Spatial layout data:
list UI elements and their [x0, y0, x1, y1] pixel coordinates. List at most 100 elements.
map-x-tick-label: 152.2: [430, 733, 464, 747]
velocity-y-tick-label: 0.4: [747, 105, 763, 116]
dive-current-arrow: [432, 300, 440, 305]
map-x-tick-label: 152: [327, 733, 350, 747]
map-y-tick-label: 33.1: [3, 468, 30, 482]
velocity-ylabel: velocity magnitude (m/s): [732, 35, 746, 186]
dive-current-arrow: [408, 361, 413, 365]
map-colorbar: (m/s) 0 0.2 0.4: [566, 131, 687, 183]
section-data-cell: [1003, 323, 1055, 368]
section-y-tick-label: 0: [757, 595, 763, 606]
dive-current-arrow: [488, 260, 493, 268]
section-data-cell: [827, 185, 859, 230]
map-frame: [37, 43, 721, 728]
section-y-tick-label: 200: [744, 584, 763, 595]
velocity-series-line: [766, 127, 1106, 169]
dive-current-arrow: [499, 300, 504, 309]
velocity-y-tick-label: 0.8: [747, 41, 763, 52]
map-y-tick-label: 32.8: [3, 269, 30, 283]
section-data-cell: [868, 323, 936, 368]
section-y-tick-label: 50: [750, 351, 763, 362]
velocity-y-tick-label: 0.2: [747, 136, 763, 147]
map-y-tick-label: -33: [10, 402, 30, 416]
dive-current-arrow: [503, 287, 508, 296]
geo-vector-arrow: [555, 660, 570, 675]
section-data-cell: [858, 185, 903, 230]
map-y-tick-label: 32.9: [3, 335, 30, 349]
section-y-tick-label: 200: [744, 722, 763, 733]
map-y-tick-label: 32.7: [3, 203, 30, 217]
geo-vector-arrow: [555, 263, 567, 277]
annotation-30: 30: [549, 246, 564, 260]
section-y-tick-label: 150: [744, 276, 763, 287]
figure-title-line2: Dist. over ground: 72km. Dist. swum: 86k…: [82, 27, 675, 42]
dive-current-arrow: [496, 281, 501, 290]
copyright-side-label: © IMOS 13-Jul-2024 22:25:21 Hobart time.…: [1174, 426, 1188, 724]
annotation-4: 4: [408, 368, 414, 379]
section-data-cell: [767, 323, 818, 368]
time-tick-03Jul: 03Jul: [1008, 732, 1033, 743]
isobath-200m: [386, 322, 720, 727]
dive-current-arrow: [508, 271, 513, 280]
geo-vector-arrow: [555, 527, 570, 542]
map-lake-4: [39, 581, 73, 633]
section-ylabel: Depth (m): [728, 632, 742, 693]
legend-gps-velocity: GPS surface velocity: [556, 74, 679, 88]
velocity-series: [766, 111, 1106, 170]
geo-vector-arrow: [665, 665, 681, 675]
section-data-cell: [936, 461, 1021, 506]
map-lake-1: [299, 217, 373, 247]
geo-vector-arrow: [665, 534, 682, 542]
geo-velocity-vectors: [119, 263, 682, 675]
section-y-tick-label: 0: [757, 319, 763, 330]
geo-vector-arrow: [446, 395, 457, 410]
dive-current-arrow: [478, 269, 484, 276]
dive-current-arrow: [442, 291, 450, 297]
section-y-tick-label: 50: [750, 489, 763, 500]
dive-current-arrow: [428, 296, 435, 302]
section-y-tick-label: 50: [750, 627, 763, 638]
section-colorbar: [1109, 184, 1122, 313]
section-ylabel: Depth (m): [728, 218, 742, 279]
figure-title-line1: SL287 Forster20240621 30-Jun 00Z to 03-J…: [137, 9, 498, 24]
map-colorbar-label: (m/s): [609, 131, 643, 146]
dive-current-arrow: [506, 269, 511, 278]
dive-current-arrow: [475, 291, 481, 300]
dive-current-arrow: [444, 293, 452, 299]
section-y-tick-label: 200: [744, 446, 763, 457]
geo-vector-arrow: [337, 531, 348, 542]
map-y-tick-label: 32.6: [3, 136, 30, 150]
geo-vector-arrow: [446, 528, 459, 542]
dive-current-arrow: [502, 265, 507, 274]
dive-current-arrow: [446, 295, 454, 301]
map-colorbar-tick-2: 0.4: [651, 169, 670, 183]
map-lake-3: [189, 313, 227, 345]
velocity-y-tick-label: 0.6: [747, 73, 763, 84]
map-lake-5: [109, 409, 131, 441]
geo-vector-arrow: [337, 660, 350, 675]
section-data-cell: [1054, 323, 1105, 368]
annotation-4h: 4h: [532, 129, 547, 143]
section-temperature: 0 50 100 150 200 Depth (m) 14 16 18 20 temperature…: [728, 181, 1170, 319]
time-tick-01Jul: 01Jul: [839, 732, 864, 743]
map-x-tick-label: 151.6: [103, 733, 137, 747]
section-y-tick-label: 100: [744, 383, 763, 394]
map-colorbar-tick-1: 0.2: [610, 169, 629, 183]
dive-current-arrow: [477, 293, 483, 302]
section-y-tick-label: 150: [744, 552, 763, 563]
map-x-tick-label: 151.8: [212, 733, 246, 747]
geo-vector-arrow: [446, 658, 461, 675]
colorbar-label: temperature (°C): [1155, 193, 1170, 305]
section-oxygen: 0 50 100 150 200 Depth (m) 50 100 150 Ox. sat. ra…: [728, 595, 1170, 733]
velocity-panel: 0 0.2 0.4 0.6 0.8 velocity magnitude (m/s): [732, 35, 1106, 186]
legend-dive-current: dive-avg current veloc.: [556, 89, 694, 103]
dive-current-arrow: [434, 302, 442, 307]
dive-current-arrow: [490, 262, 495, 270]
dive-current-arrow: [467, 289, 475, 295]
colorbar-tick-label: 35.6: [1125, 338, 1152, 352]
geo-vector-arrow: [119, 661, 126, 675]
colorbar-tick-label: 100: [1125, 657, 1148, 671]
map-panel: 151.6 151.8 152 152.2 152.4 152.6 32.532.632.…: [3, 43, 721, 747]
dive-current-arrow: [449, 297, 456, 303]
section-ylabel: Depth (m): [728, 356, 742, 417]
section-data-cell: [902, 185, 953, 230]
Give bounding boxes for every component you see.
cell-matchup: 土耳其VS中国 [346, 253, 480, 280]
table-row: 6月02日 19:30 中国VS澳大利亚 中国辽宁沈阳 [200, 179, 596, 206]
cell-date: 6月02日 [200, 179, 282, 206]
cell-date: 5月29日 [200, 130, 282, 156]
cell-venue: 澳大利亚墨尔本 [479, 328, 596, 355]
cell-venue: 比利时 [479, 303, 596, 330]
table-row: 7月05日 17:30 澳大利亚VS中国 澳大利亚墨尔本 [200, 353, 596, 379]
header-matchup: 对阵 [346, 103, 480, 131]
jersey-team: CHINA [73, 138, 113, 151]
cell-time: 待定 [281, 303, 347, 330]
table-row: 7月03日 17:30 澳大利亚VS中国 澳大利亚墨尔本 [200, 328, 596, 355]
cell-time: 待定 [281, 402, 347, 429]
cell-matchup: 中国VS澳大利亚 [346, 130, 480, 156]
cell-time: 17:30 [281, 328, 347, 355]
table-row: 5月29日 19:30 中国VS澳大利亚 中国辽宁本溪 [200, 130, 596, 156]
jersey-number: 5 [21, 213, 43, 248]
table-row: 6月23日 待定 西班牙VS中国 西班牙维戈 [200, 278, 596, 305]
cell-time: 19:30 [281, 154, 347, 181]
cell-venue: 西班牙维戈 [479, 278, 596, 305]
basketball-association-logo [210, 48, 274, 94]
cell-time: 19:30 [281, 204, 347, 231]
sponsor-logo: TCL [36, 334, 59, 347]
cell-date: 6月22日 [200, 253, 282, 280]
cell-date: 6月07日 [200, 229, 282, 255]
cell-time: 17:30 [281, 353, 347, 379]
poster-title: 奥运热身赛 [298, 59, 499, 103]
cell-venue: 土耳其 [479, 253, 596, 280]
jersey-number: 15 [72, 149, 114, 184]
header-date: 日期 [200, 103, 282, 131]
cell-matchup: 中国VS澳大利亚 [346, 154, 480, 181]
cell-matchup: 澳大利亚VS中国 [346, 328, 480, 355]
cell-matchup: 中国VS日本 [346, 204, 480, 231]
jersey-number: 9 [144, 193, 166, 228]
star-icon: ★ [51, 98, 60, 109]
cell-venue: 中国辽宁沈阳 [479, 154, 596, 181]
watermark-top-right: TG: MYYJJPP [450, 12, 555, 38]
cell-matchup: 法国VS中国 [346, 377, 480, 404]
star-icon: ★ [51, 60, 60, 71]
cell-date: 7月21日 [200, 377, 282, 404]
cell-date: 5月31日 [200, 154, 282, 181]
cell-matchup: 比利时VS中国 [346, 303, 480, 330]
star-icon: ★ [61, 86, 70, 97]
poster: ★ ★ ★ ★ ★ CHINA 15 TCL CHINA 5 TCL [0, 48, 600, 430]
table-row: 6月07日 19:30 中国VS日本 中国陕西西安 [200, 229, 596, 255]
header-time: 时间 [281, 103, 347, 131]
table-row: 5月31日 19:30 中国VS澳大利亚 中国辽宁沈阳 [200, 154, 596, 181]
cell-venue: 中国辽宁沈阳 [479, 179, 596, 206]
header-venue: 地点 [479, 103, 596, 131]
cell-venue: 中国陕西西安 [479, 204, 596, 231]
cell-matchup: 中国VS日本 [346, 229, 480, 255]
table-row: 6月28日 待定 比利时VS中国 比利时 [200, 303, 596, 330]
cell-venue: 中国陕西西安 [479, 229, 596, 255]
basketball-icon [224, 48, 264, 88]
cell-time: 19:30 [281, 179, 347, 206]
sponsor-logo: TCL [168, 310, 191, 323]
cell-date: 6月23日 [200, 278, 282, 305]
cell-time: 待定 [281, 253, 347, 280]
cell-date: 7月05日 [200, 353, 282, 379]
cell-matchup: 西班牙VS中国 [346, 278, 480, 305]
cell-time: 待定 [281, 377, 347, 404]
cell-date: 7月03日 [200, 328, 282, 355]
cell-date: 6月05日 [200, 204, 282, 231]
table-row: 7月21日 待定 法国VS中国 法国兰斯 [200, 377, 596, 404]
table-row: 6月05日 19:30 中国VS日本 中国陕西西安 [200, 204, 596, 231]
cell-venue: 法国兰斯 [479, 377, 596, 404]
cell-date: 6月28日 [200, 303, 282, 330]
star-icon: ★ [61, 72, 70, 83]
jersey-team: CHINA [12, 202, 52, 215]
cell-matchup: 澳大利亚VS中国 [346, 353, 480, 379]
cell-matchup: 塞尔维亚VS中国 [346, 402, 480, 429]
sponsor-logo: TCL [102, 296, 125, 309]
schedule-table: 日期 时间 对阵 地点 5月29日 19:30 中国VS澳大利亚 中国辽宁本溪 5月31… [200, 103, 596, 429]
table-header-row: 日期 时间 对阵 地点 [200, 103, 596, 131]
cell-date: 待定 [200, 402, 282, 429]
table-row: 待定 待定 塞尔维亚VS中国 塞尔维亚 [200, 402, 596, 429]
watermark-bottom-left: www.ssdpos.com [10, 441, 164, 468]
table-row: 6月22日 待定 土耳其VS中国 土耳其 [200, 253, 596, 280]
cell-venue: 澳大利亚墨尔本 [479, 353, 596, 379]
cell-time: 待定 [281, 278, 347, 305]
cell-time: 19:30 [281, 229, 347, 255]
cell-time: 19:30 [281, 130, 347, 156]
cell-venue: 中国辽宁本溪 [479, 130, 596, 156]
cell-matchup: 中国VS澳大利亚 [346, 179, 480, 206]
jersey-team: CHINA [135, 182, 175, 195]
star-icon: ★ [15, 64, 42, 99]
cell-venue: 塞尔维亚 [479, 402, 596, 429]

WRITTEN PROBLEM: Express the rows above as a JSON list of strings, with one string per line and any blank lines left out. Begin at the first line of the rows and stop after the line that has "section-data-cell: [1003, 323, 1055, 368]".

FINAL ANSWER:
[
  "list UI elements and their [x0, y0, x1, y1] pixel coordinates. List at most 100 elements.",
  "map-x-tick-label: 152.2: [430, 733, 464, 747]",
  "velocity-y-tick-label: 0.4: [747, 105, 763, 116]",
  "dive-current-arrow: [432, 300, 440, 305]",
  "map-x-tick-label: 152: [327, 733, 350, 747]",
  "map-y-tick-label: 33.1: [3, 468, 30, 482]",
  "velocity-ylabel: velocity magnitude (m/s): [732, 35, 746, 186]",
  "dive-current-arrow: [408, 361, 413, 365]",
  "map-colorbar: (m/s) 0 0.2 0.4: [566, 131, 687, 183]",
  "section-data-cell: [1003, 323, 1055, 368]"
]